*Task*.
Take the material and output all of it exactly.

*Task inputs*.
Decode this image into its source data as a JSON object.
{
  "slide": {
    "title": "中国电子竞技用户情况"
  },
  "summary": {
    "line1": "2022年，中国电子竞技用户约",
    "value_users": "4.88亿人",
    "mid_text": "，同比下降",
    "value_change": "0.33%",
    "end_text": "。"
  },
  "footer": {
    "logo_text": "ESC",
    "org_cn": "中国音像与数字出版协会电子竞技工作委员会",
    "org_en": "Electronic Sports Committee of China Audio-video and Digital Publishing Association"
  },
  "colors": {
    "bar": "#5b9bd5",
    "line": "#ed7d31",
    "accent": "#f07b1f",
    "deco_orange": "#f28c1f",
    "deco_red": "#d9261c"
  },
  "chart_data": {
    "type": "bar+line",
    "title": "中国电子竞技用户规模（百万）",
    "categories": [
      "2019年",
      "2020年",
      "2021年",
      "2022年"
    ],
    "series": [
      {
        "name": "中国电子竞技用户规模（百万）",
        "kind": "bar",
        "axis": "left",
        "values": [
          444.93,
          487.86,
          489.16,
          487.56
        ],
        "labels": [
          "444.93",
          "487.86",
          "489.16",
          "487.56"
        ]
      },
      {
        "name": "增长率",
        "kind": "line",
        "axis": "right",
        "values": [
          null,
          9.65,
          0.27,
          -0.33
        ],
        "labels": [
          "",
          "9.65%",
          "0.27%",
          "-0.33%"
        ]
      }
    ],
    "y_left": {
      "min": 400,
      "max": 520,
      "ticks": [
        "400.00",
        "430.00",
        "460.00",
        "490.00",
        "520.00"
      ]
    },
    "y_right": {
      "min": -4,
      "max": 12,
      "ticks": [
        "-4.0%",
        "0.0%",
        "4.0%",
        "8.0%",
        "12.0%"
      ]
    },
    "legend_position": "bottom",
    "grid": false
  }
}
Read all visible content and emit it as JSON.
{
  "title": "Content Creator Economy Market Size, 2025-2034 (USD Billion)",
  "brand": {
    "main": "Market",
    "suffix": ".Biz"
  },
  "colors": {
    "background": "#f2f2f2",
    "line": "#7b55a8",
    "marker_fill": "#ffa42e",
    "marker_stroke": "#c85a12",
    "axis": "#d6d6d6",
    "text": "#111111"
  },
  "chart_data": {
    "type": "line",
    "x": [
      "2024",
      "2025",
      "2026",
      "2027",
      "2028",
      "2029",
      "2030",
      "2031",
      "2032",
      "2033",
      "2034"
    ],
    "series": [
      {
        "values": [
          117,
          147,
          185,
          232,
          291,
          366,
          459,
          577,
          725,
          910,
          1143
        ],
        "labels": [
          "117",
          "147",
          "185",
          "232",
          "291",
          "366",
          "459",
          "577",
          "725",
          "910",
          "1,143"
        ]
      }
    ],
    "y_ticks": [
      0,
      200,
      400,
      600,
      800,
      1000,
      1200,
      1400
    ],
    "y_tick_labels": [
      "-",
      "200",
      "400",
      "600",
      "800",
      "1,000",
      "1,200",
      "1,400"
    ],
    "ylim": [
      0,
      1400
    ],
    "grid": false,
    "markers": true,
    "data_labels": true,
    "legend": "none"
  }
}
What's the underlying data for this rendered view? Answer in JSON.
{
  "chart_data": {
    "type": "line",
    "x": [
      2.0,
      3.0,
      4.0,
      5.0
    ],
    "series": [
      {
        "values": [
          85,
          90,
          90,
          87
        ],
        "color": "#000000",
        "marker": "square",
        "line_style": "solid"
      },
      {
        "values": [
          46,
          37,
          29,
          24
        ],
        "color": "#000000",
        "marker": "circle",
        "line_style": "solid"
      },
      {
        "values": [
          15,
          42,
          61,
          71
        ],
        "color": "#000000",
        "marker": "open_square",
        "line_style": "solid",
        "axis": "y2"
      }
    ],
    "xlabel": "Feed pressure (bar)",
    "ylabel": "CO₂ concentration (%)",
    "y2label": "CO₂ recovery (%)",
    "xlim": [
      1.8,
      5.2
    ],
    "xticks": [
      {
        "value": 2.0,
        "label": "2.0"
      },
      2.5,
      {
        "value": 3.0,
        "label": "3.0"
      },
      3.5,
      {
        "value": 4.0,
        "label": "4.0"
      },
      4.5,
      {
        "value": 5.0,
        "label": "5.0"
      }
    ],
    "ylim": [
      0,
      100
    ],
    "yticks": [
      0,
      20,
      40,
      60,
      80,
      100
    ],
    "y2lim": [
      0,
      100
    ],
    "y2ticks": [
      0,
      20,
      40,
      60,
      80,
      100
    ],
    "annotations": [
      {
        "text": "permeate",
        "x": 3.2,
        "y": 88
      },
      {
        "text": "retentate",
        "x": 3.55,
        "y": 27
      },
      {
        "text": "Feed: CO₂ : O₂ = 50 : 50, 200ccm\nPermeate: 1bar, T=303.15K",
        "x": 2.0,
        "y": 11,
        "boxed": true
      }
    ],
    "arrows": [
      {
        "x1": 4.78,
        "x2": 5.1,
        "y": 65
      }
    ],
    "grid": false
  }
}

*Result of the task*.
Decode this image into its source data as a JSON object.
{
  "slide": {
    "title": "中国电子竞技用户情况"
  },
  "summary": {
    "line1": "2022年，中国电子竞技用户约",
    "value_users": "4.88亿人",
    "mid_text": "，同比下降",
    "value_change": "0.33%",
    "end_text": "。"
  },
  "footer": {
    "logo_text": "ESC",
    "org_cn": "中国音像与数字出版协会电子竞技工作委员会",
    "org_en": "Electronic Sports Committee of China Audio-video and Digital Publishing Association"
  },
  "colors": {
    "bar": "#5b9bd5",
    "line": "#ed7d31",
    "accent": "#f07b1f",
    "deco_orange": "#f28c1f",
    "deco_red": "#d9261c"
  },
  "chart_data": {
    "type": "bar+line",
    "title": "中国电子竞技用户规模（百万）",
    "categories": [
      "2019年",
      "2020年",
      "2021年",
      "2022年"
    ],
    "series": [
      {
        "name": "中国电子竞技用户规模（百万）",
        "kind": "bar",
        "axis": "left",
        "values": [
          444.93,
          487.86,
          489.16,
          487.56
        ],
        "labels": [
          "444.93",
          "487.86",
          "489.16",
          "487.56"
        ]
      },
      {
        "name": "增长率",
        "kind": "line",
        "axis": "right",
        "values": [
          null,
          9.65,
          0.27,
          -0.33
        ],
        "labels": [
          "",
          "9.65%",
          "0.27%",
          "-0.33%"
        ]
      }
    ],
    "y_left": {
      "min": 400,
      "max": 520,
      "ticks": [
        "400.00",
        "430.00",
        "460.00",
        "490.00",
        "520.00"
      ]
    },
    "y_right": {
      "min": -4,
      "max": 12,
      "ticks": [
        "-4.0%",
        "0.0%",
        "4.0%",
        "8.0%",
        "12.0%"
      ]
    },
    "legend_position": "bottom",
    "grid": false
  }
}
Read all visible content and emit it as JSON.
{
  "title": "Content Creator Economy Market Size, 2025-2034 (USD Billion)",
  "brand": {
    "main": "Market",
    "suffix": ".Biz"
  },
  "colors": {
    "background": "#f2f2f2",
    "line": "#7b55a8",
    "marker_fill": "#ffa42e",
    "marker_stroke": "#c85a12",
    "axis": "#d6d6d6",
    "text": "#111111"
  },
  "chart_data": {
    "type": "line",
    "x": [
      "2024",
      "2025",
      "2026",
      "2027",
      "2028",
      "2029",
      "2030",
      "2031",
      "2032",
      "2033",
      "2034"
    ],
    "series": [
      {
        "values": [
          117,
          147,
          185,
          232,
          291,
          366,
          459,
          577,
          725,
          910,
          1143
        ],
        "labels": [
          "117",
          "147",
          "185",
          "232",
          "291",
          "366",
          "459",
          "577",
          "725",
          "910",
          "1,143"
        ]
      }
    ],
    "y_ticks": [
      0,
      200,
      400,
      600,
      800,
      1000,
      1200,
      1400
    ],
    "y_tick_labels": [
      "-",
      "200",
      "400",
      "600",
      "800",
      "1,000",
      "1,200",
      "1,400"
    ],
    "ylim": [
      0,
      1400
    ],
    "grid": false,
    "markers": true,
    "data_labels": true,
    "legend": "none"
  }
}
What's the underlying data for this rendered view? Answer in JSON.
{
  "chart_data": {
    "type": "line",
    "x": [
      2.0,
      3.0,
      4.0,
      5.0
    ],
    "series": [
      {
        "values": [
          85,
          90,
          90,
          87
        ],
        "color": "#000000",
        "marker": "square",
        "line_style": "solid"
      },
      {
        "values": [
          46,
          37,
          29,
          24
        ],
        "color": "#000000",
        "marker": "circle",
        "line_style": "solid"
      },
      {
        "values": [
          15,
          42,
          61,
          71
        ],
        "color": "#000000",
        "marker": "open_square",
        "line_style": "solid",
        "axis": "y2"
      }
    ],
    "xlabel": "Feed pressure (bar)",
    "ylabel": "CO₂ concentration (%)",
    "y2label": "CO₂ recovery (%)",
    "xlim": [
      1.8,
      5.2
    ],
    "xticks": [
      {
        "value": 2.0,
        "label": "2.0"
      },
      2.5,
      {
        "value": 3.0,
        "label": "3.0"
      },
      3.5,
      {
        "value": 4.0,
        "label": "4.0"
      },
      4.5,
      {
        "value": 5.0,
        "label": "5.0"
      }
    ],
    "ylim": [
      0,
      100
    ],
    "yticks": [
      0,
      20,
      40,
      60,
      80,
      100
    ],
    "y2lim": [
      0,
      100
    ],
    "y2ticks": [
      0,
      20,
      40,
      60,
      80,
      100
    ],
    "annotations": [
      {
        "text": "permeate",
        "x": 3.2,
        "y": 88
      },
      {
        "text": "retentate",
        "x": 3.55,
        "y": 27
      },
      {
        "text": "Feed: CO₂ : O₂ = 50 : 50, 200ccm\nPermeate: 1bar, T=303.15K",
        "x": 2.0,
        "y": 11,
        "boxed": true
      }
    ],
    "arrows": [
      {
        "x1": 4.78,
        "x2": 5.1,
        "y": 65
      }
    ],
    "grid": false
  }
}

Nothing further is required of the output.